=== REQUEST ===
Pick out every line in the data below that holds "能够正确仔细的对待每一项工作".

=== STORED RECORDS ===
----------

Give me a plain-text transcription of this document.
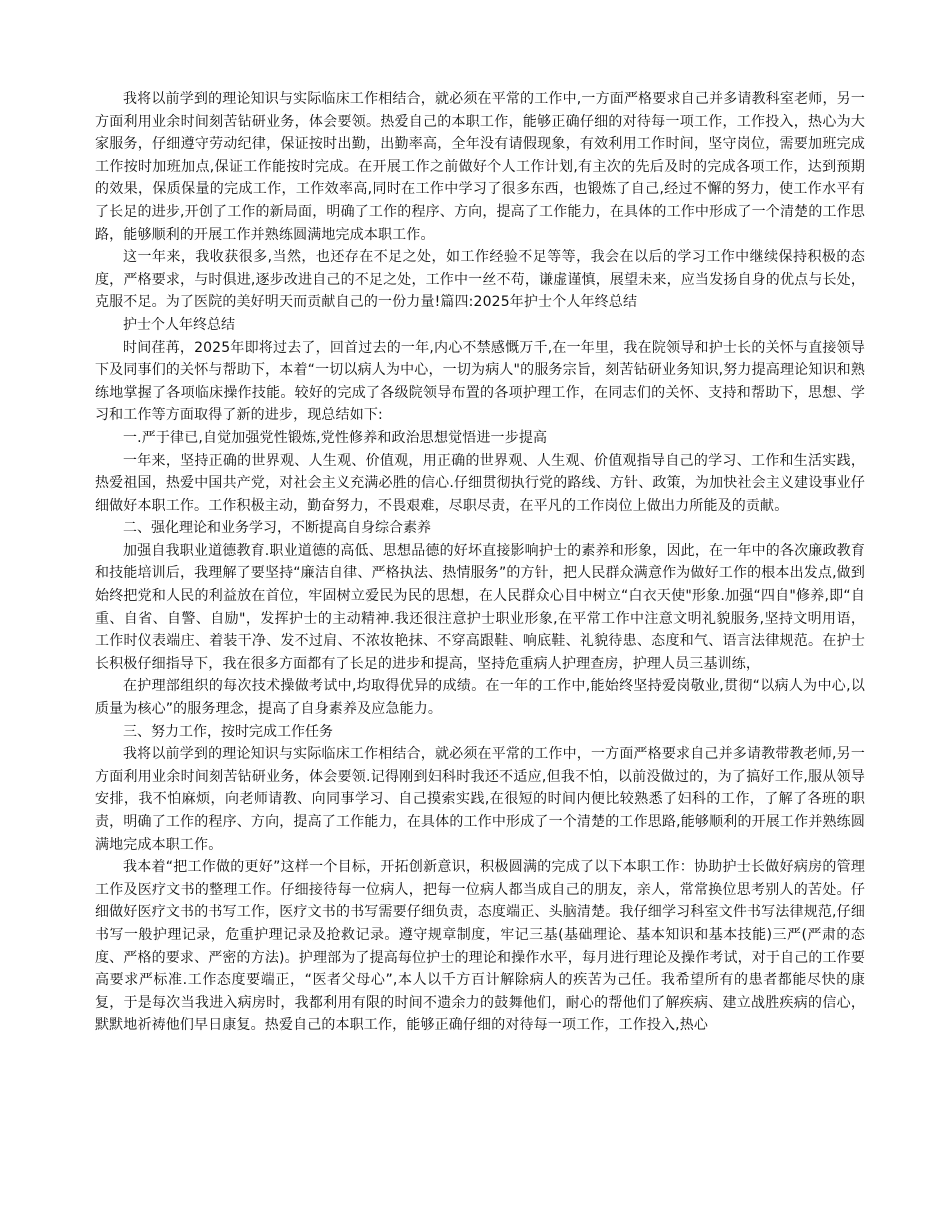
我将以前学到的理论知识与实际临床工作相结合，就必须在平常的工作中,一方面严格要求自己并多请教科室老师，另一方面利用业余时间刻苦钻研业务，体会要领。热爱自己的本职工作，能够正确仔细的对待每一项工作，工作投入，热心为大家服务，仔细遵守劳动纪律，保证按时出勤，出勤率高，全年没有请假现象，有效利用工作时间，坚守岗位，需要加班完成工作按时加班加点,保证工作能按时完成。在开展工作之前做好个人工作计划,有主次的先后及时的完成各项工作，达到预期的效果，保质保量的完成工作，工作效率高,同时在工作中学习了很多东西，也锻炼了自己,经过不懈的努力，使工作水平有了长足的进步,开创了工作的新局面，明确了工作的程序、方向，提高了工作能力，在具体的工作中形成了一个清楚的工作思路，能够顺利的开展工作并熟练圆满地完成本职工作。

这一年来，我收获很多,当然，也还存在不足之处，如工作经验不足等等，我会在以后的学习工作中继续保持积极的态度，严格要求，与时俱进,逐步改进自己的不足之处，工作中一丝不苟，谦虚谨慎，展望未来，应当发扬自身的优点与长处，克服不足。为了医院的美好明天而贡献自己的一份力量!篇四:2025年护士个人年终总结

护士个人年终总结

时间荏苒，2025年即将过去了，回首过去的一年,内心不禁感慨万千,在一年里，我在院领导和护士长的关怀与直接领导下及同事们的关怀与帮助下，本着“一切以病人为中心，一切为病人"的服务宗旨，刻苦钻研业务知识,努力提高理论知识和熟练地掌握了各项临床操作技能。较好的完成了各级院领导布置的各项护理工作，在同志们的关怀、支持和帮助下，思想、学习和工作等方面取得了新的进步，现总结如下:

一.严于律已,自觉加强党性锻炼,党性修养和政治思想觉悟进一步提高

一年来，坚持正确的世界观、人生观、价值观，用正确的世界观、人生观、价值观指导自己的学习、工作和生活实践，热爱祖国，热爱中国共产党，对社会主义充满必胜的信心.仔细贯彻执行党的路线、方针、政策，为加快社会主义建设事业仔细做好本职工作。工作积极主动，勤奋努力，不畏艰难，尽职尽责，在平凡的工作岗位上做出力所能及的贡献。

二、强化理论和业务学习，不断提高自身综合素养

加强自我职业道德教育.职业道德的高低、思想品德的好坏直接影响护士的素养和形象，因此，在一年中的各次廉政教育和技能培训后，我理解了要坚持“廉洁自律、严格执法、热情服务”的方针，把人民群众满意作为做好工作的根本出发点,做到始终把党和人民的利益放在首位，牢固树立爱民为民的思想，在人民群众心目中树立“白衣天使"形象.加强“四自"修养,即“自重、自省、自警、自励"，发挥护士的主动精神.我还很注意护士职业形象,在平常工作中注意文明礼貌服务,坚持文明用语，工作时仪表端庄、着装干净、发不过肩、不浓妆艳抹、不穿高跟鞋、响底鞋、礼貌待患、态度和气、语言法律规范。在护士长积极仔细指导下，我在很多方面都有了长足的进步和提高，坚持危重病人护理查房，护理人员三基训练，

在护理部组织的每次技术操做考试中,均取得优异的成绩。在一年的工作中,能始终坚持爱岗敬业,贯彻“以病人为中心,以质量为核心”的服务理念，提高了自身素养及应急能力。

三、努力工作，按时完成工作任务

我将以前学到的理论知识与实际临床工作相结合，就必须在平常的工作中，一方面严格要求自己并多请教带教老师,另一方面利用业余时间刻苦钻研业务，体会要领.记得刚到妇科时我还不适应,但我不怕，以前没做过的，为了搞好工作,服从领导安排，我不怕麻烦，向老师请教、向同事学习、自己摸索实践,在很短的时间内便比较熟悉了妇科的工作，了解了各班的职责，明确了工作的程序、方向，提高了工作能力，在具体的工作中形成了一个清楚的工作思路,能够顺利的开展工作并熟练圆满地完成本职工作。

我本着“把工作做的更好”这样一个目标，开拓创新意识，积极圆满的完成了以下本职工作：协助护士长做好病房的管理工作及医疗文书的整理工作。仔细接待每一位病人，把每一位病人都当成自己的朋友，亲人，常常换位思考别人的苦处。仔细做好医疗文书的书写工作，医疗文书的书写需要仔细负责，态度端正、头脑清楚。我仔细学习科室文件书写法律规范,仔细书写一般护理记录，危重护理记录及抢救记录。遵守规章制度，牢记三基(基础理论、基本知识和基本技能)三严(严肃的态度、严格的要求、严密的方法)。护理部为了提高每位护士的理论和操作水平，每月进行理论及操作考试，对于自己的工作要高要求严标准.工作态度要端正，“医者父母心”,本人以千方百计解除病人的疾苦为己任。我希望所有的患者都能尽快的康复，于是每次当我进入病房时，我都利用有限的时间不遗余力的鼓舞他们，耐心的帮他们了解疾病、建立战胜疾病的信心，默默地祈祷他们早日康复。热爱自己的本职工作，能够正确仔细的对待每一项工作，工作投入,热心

----------

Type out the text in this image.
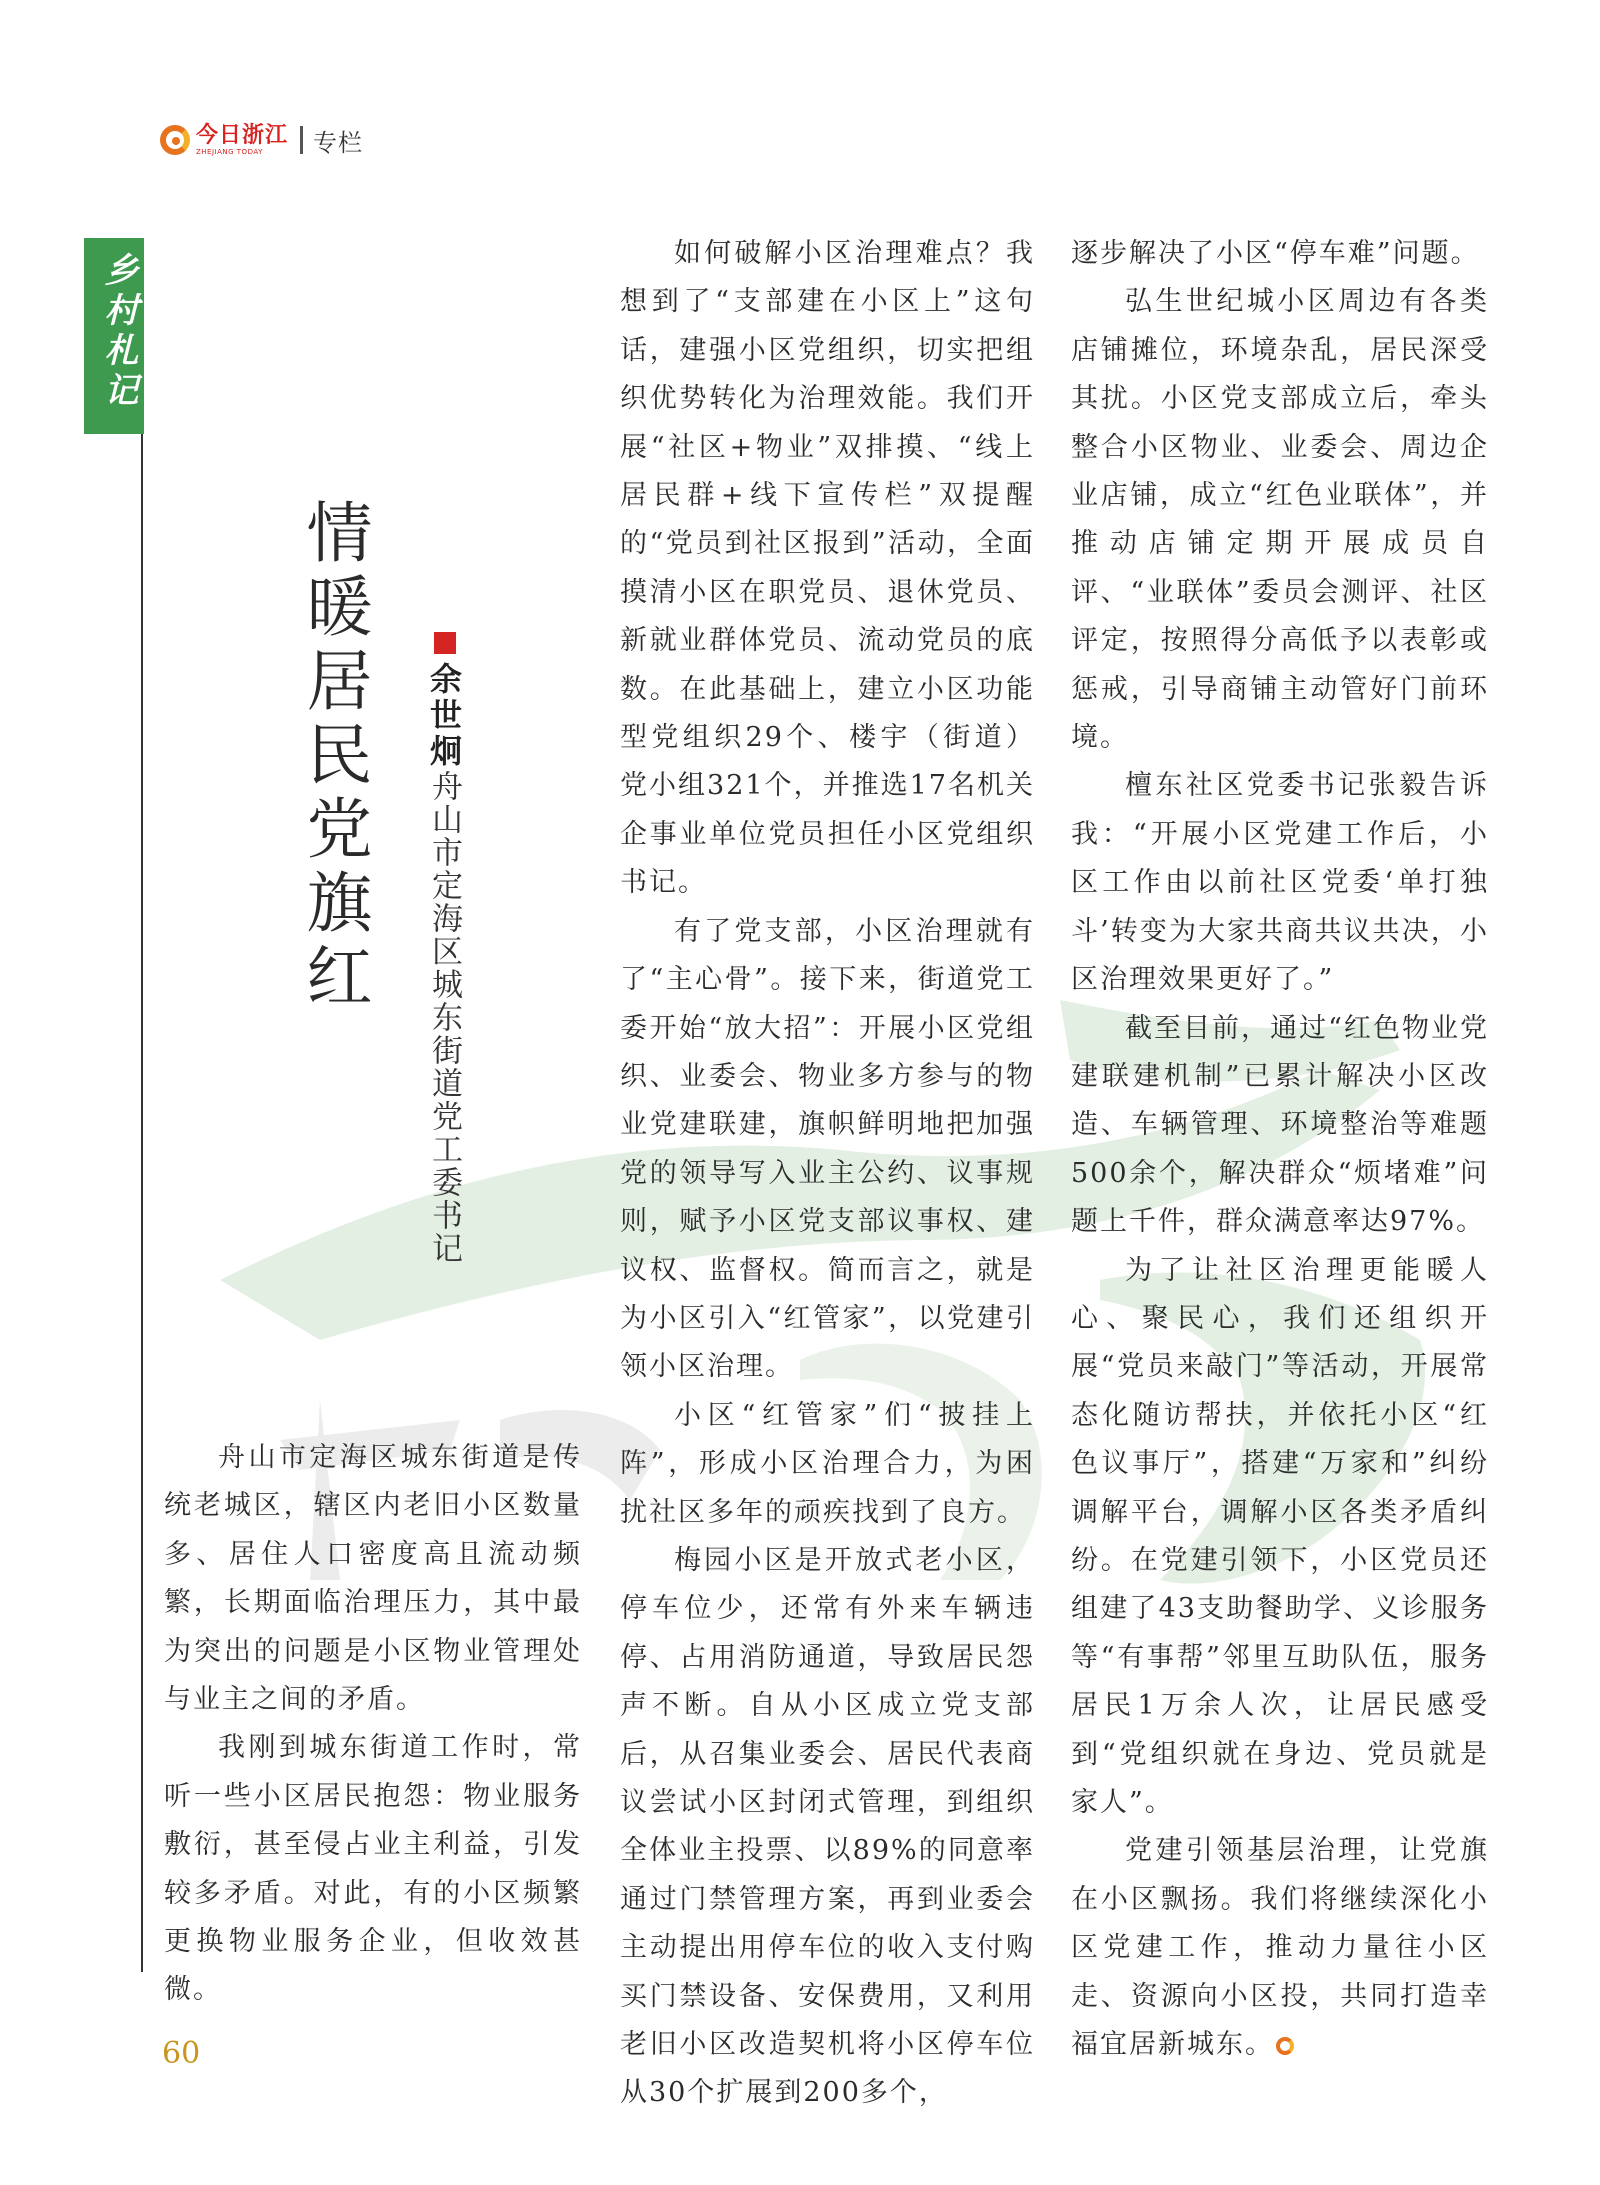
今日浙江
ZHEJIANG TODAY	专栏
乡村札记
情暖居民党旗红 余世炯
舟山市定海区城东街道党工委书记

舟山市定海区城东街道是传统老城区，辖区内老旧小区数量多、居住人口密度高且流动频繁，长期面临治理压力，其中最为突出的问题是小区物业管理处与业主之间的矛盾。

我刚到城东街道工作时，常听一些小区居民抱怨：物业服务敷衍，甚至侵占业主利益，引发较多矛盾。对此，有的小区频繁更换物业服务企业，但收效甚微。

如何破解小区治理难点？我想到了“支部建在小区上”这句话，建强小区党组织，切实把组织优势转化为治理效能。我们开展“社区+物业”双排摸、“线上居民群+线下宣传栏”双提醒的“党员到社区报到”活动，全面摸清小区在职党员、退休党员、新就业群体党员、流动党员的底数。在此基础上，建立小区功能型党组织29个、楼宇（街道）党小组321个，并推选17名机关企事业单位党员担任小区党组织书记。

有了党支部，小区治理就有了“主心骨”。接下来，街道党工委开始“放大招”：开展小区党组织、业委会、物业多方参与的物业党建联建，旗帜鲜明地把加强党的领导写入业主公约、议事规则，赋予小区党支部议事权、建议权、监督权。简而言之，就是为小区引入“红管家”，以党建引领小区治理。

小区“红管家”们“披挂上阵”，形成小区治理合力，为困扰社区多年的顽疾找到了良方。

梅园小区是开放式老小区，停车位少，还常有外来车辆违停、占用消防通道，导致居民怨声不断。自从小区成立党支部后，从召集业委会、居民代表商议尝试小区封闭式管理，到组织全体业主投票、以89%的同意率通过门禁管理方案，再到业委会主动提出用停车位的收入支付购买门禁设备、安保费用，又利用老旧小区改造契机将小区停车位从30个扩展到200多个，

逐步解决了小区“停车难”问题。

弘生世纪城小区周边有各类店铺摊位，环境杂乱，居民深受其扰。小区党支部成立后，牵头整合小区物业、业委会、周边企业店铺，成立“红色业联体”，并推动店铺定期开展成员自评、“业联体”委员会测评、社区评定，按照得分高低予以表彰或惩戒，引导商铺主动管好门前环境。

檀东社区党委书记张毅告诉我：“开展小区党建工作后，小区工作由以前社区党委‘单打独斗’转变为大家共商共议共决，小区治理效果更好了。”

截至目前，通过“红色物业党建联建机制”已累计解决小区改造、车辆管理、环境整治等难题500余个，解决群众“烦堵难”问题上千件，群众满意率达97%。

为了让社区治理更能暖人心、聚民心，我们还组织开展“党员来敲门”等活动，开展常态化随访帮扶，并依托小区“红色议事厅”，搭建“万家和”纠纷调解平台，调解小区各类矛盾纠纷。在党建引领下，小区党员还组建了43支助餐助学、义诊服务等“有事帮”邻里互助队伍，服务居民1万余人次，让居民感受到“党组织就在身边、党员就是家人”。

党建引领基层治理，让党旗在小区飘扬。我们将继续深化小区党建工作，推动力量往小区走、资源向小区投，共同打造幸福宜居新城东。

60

----------

=== ANSWER TO THIS EXERCISE ===
我将以前学到的理论知识与实际临床工作相结合，就必须在平常的工作中,一方面严格要求自己并多请教科室老师，另一方面利用业余时间刻苦钻研业务，体会要领。热爱自己的本职工作，能够正确仔细的对待每一项工作，工作投入，热心为大家服务，仔细遵守劳动纪律，保证按时出勤，出勤率高，全年没有请假现象，有效利用工作时间，坚守岗位，需要加班完成工作按时加班加点,保证工作能按时完成。在开展工作之前做好个人工作计划,有主次的先后及时的完成各项工作，达到预期的效果，保质保量的完成工作，工作效率高,同时在工作中学习了很多东西，也锻炼了自己,经过不懈的努力，使工作水平有了长足的进步,开创了工作的新局面，明确了工作的程序、方向，提高了工作能力，在具体的工作中形成了一个清楚的工作思路，能够顺利的开展工作并熟练圆满地完成本职工作。
我本着“把工作做的更好”这样一个目标，开拓创新意识，积极圆满的完成了以下本职工作：协助护士长做好病房的管理工作及医疗文书的整理工作。仔细接待每一位病人，把每一位病人都当成自己的朋友，亲人，常常换位思考别人的苦处。仔细做好医疗文书的书写工作，医疗文书的书写需要仔细负责，态度端正、头脑清楚。我仔细学习科室文件书写法律规范,仔细书写一般护理记录，危重护理记录及抢救记录。遵守规章制度，牢记三基(基础理论、基本知识和基本技能)三严(严肃的态度、严格的要求、严密的方法)。护理部为了提高每位护士的理论和操作水平，每月进行理论及操作考试，对于自己的工作要高要求严标准.工作态度要端正，“医者父母心”,本人以千方百计解除病人的疾苦为己任。我希望所有的患者都能尽快的康复，于是每次当我进入病房时，我都利用有限的时间不遗余力的鼓舞他们，耐心的帮他们了解疾病、建立战胜疾病的信心，默默地祈祷他们早日康复。热爱自己的本职工作，能够正确仔细的对待每一项工作，工作投入,热心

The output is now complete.